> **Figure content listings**
# # # #
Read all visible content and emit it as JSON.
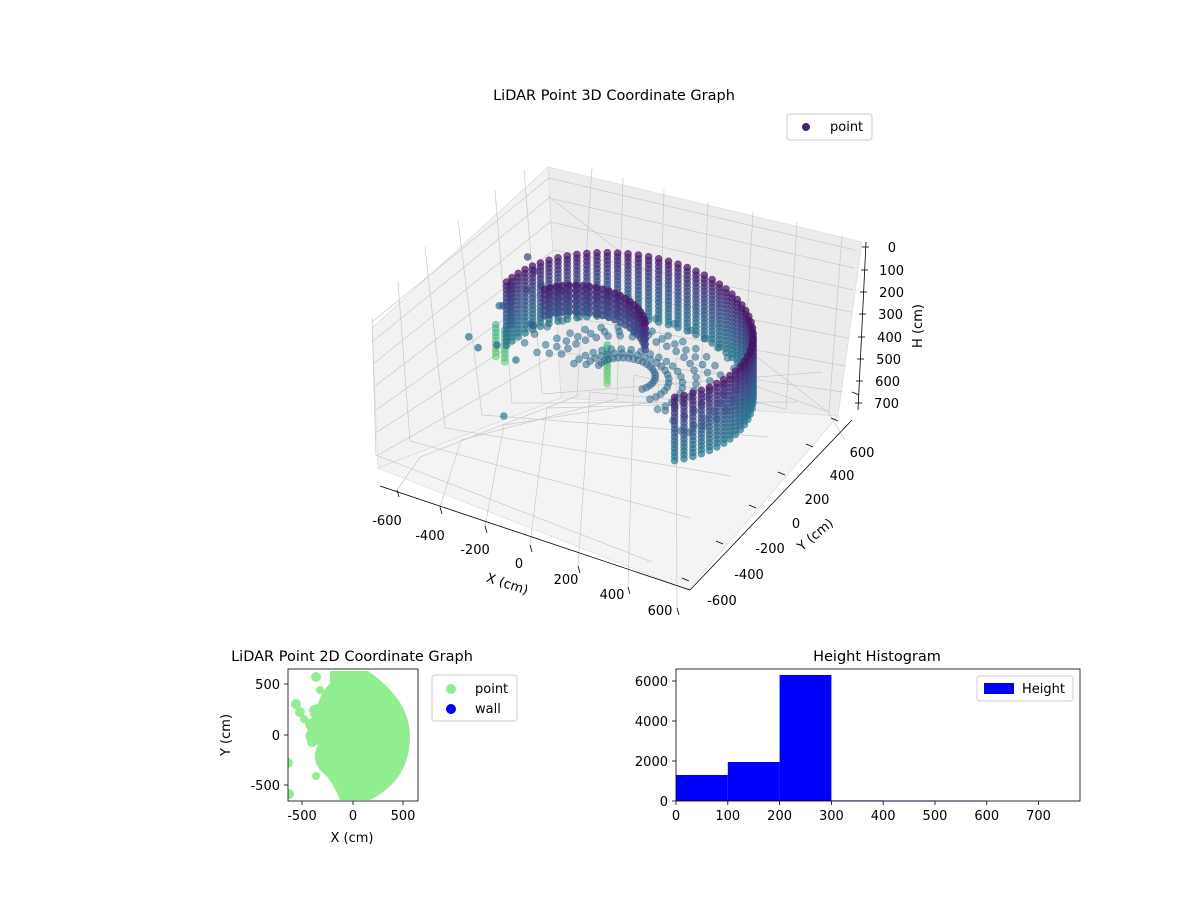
{
  "chart_data": [
    {
      "type": "scatter",
      "projection": "3d",
      "title": "LiDAR Point 3D Coordinate Graph",
      "xlabel": "X (cm)",
      "ylabel": "Y (cm)",
      "zlabel": "H (cm)",
      "xlim": [
        -650,
        650
      ],
      "ylim": [
        -650,
        650
      ],
      "zlim": [
        770,
        0
      ],
      "xticks": [
        -600,
        -400,
        -200,
        0,
        200,
        400,
        600
      ],
      "yticks": [
        -600,
        -400,
        -200,
        0,
        200,
        400,
        600
      ],
      "zticks": [
        0,
        100,
        200,
        300,
        400,
        500,
        600,
        700
      ],
      "z_axis_inverted": true,
      "colormap": "viridis (colored by height)",
      "grid": true,
      "legend": {
        "position": "top-right",
        "entries": [
          {
            "label": "point",
            "color": "#46237a"
          }
        ]
      },
      "series": [
        {
          "name": "point",
          "description": "dense curved wall of points (radius ~450-600 cm) spanning heights ~30-320 cm, sparse points up to ~700 cm near x≈-600"
        }
      ]
    },
    {
      "type": "scatter",
      "title": "LiDAR Point 2D Coordinate Graph",
      "xlabel": "X (cm)",
      "ylabel": "Y (cm)",
      "xlim": [
        -650,
        650
      ],
      "ylim": [
        -650,
        650
      ],
      "xticks": [
        -500,
        0,
        500
      ],
      "yticks": [
        -500,
        0,
        500
      ],
      "legend": {
        "position": "outside-right",
        "entries": [
          {
            "label": "point",
            "color": "#90ee90"
          },
          {
            "label": "wall",
            "color": "#0000ff"
          }
        ]
      }
    },
    {
      "type": "bar",
      "subtype": "histogram",
      "title": "Height Histogram",
      "xlim": [
        0,
        780
      ],
      "ylim": [
        0,
        6600
      ],
      "xticks": [
        0,
        100,
        200,
        300,
        400,
        500,
        600,
        700
      ],
      "yticks": [
        0,
        2000,
        4000,
        6000
      ],
      "color": "#0000ff",
      "legend": {
        "position": "top-right",
        "entries": [
          {
            "label": "Height",
            "color": "#0000ff"
          }
        ]
      },
      "bins": [
        {
          "start": 0,
          "end": 100,
          "count": 1300
        },
        {
          "start": 100,
          "end": 200,
          "count": 1950
        },
        {
          "start": 200,
          "end": 300,
          "count": 6300
        },
        {
          "start": 300,
          "end": 400,
          "count": 30
        },
        {
          "start": 400,
          "end": 500,
          "count": 20
        },
        {
          "start": 500,
          "end": 600,
          "count": 15
        },
        {
          "start": 600,
          "end": 700,
          "count": 0
        },
        {
          "start": 700,
          "end": 780,
          "count": 0
        }
      ]
    }
  ]
}
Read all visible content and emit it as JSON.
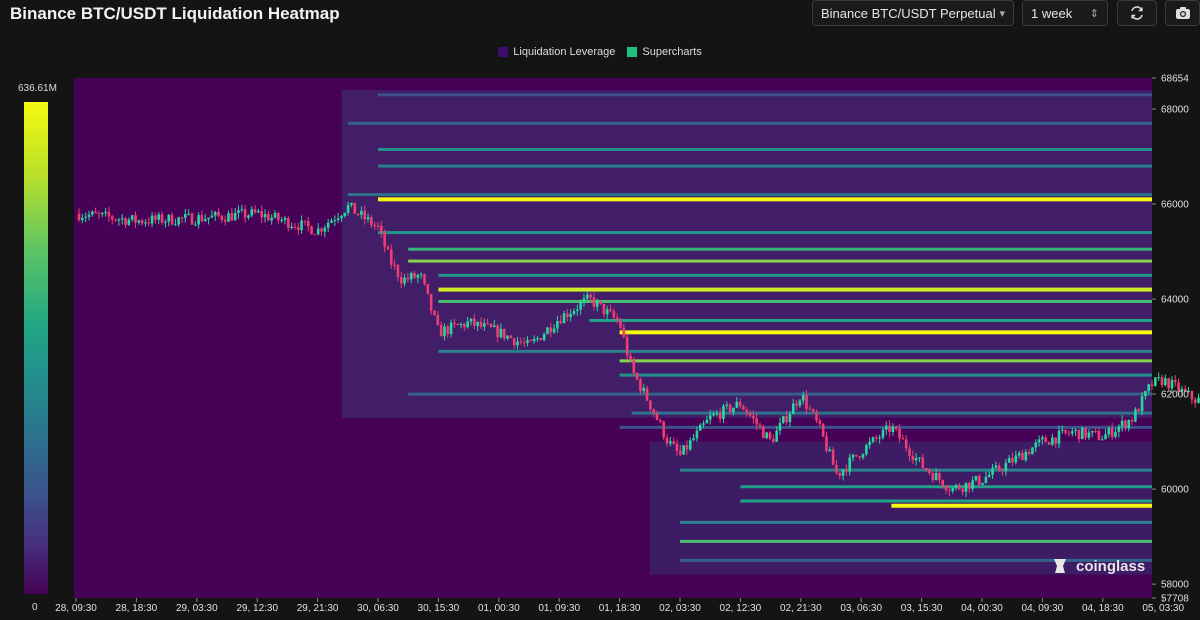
{
  "header": {
    "title": "Binance BTC/USDT Liquidation Heatmap",
    "pair_select": "Binance BTC/USDT Perpetual",
    "range_select": "1 week"
  },
  "watermark": "coinglass",
  "colorbar": {
    "max_label": "636.61M",
    "min_label": "0"
  },
  "colors": {
    "background": "#141414",
    "heat_low": "#440154",
    "heat_high": "#f6f90f",
    "candle_up": "#26d7a0",
    "candle_down": "#ec3e71"
  },
  "chart_data": {
    "type": "heatmap",
    "legend": [
      {
        "name": "Liquidation Leverage",
        "color": "#3b0f6b"
      },
      {
        "name": "Supercharts",
        "color": "#1fc07f"
      }
    ],
    "legend_position": "top-center",
    "ylim": [
      57708,
      68654
    ],
    "y_ticks": [
      "68654",
      "68000",
      "66000",
      "64000",
      "62000",
      "60000",
      "58000",
      "57708"
    ],
    "x_ticks": [
      "28, 09:30",
      "28, 18:30",
      "29, 03:30",
      "29, 12:30",
      "29, 21:30",
      "30, 06:30",
      "30, 15:30",
      "01, 00:30",
      "01, 09:30",
      "01, 18:30",
      "02, 03:30",
      "02, 12:30",
      "02, 21:30",
      "03, 06:30",
      "03, 15:30",
      "04, 00:30",
      "04, 09:30",
      "04, 18:30",
      "05, 03:30"
    ],
    "price_path": [
      {
        "t": 0,
        "p": 65800
      },
      {
        "t": 1,
        "p": 65650
      },
      {
        "t": 2,
        "p": 65700
      },
      {
        "t": 3,
        "p": 65800
      },
      {
        "t": 4,
        "p": 65450
      },
      {
        "t": 4.5,
        "p": 65950
      },
      {
        "t": 5,
        "p": 65500
      },
      {
        "t": 5.2,
        "p": 64800
      },
      {
        "t": 5.4,
        "p": 64400
      },
      {
        "t": 5.7,
        "p": 64500
      },
      {
        "t": 6,
        "p": 63300
      },
      {
        "t": 6.5,
        "p": 63500
      },
      {
        "t": 7,
        "p": 63300
      },
      {
        "t": 7.5,
        "p": 63000
      },
      {
        "t": 8,
        "p": 63600
      },
      {
        "t": 8.5,
        "p": 64000
      },
      {
        "t": 9,
        "p": 63500
      },
      {
        "t": 9.2,
        "p": 62500
      },
      {
        "t": 9.5,
        "p": 61800
      },
      {
        "t": 9.8,
        "p": 61000
      },
      {
        "t": 10,
        "p": 60700
      },
      {
        "t": 10.5,
        "p": 61500
      },
      {
        "t": 11,
        "p": 61800
      },
      {
        "t": 11.5,
        "p": 61000
      },
      {
        "t": 12,
        "p": 62000
      },
      {
        "t": 12.3,
        "p": 61300
      },
      {
        "t": 12.6,
        "p": 60300
      },
      {
        "t": 13,
        "p": 60800
      },
      {
        "t": 13.5,
        "p": 61300
      },
      {
        "t": 14,
        "p": 60500
      },
      {
        "t": 14.5,
        "p": 60000
      },
      {
        "t": 15,
        "p": 60200
      },
      {
        "t": 15.5,
        "p": 60600
      },
      {
        "t": 16,
        "p": 61000
      },
      {
        "t": 16.5,
        "p": 61200
      },
      {
        "t": 17,
        "p": 61100
      },
      {
        "t": 17.5,
        "p": 61500
      },
      {
        "t": 17.8,
        "p": 62200
      },
      {
        "t": 18,
        "p": 62300
      },
      {
        "t": 18.5,
        "p": 61900
      },
      {
        "t": 18.8,
        "p": 61800
      }
    ],
    "liquidation_bands": [
      {
        "price": 68300,
        "start": 5,
        "intensity": 0.25
      },
      {
        "price": 67700,
        "start": 4.5,
        "intensity": 0.3
      },
      {
        "price": 67150,
        "start": 5,
        "intensity": 0.45
      },
      {
        "price": 66800,
        "start": 5,
        "intensity": 0.4
      },
      {
        "price": 66200,
        "start": 4.5,
        "intensity": 0.35
      },
      {
        "price": 66100,
        "start": 5,
        "intensity": 1.0
      },
      {
        "price": 65400,
        "start": 5,
        "intensity": 0.5
      },
      {
        "price": 65050,
        "start": 5.5,
        "intensity": 0.7
      },
      {
        "price": 64800,
        "start": 5.5,
        "intensity": 0.85
      },
      {
        "price": 64500,
        "start": 6,
        "intensity": 0.5
      },
      {
        "price": 64200,
        "start": 6,
        "intensity": 0.95
      },
      {
        "price": 63950,
        "start": 6,
        "intensity": 0.75
      },
      {
        "price": 63550,
        "start": 8.5,
        "intensity": 0.6
      },
      {
        "price": 63300,
        "start": 9,
        "intensity": 1.0
      },
      {
        "price": 62900,
        "start": 6,
        "intensity": 0.4
      },
      {
        "price": 62700,
        "start": 9,
        "intensity": 0.85
      },
      {
        "price": 62400,
        "start": 9,
        "intensity": 0.45
      },
      {
        "price": 62000,
        "start": 5.5,
        "intensity": 0.3
      },
      {
        "price": 61600,
        "start": 9.2,
        "intensity": 0.35
      },
      {
        "price": 61300,
        "start": 9,
        "intensity": 0.25
      },
      {
        "price": 60400,
        "start": 10,
        "intensity": 0.4
      },
      {
        "price": 60050,
        "start": 11,
        "intensity": 0.55
      },
      {
        "price": 59750,
        "start": 11,
        "intensity": 0.6
      },
      {
        "price": 59650,
        "start": 13.5,
        "intensity": 1.0
      },
      {
        "price": 59300,
        "start": 10,
        "intensity": 0.4
      },
      {
        "price": 58900,
        "start": 10,
        "intensity": 0.75
      },
      {
        "price": 58500,
        "start": 10,
        "intensity": 0.3
      }
    ]
  }
}
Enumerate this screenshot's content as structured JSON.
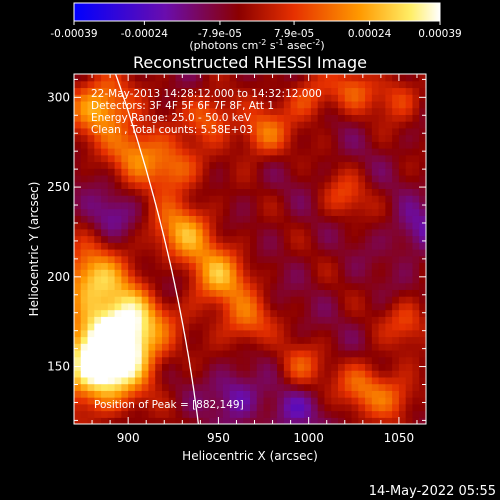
# # # #
> **What is expected**
Return every line from the records above that holds the word "USDT".

> **Exercise solution**
    "title": "Binance BTC/USDT Liquidation Heatmap",
    "pair_select": "Binance BTC/USDT Perpetual",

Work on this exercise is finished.